**** Raw data
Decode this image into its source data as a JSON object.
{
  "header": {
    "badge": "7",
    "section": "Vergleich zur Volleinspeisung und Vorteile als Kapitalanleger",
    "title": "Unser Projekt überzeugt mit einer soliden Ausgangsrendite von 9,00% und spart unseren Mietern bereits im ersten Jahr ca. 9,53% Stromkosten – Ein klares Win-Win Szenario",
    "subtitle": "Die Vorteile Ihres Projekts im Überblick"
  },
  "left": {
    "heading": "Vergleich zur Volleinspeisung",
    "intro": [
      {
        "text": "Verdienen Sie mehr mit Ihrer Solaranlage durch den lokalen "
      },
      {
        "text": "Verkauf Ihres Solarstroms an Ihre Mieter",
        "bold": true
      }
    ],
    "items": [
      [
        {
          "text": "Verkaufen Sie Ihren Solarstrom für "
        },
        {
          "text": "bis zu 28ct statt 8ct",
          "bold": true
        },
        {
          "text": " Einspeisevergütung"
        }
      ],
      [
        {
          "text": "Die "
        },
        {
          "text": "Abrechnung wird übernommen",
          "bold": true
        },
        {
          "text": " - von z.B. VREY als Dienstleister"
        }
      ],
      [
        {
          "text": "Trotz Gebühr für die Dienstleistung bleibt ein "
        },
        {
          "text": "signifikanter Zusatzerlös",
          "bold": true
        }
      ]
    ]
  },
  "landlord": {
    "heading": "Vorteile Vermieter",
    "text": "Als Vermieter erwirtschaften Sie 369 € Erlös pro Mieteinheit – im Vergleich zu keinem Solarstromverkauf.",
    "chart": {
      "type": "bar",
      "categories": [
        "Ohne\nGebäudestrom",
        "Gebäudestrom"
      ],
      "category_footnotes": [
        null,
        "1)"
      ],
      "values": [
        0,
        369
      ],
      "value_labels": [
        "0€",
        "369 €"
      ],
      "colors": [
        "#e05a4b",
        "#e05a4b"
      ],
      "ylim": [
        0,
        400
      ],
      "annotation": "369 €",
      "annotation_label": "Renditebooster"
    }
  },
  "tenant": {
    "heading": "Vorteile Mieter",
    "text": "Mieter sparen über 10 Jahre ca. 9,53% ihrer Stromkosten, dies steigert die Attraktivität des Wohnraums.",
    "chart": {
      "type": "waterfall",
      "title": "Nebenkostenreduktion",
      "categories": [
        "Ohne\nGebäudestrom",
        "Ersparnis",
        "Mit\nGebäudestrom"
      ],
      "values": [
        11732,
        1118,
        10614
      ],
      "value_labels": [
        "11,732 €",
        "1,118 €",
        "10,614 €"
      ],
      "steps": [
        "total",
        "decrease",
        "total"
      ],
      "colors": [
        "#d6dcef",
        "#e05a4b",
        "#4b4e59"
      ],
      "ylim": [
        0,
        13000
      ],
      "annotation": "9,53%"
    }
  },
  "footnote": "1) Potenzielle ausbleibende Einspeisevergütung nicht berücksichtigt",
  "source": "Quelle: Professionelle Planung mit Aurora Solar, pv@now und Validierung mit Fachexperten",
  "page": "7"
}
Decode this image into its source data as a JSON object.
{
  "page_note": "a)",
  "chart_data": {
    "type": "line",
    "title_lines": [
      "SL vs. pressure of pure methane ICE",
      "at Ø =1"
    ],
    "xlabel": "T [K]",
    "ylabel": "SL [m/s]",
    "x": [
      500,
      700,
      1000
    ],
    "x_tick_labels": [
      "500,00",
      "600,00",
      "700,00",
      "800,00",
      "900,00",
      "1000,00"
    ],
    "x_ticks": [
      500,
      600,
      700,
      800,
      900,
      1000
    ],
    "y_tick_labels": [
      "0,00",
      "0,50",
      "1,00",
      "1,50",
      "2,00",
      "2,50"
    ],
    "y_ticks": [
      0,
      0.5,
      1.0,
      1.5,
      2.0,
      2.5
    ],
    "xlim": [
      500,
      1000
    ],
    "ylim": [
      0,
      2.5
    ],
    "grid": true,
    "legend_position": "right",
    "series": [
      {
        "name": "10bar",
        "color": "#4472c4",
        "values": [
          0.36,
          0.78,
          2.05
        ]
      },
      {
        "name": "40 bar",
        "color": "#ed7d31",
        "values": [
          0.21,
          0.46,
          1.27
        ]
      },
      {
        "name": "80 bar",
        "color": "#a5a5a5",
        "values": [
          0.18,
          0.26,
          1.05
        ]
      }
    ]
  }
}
********
Request:
Tally every line of the data that holds the word "heading" and write the count alone.

Reply to the task:
3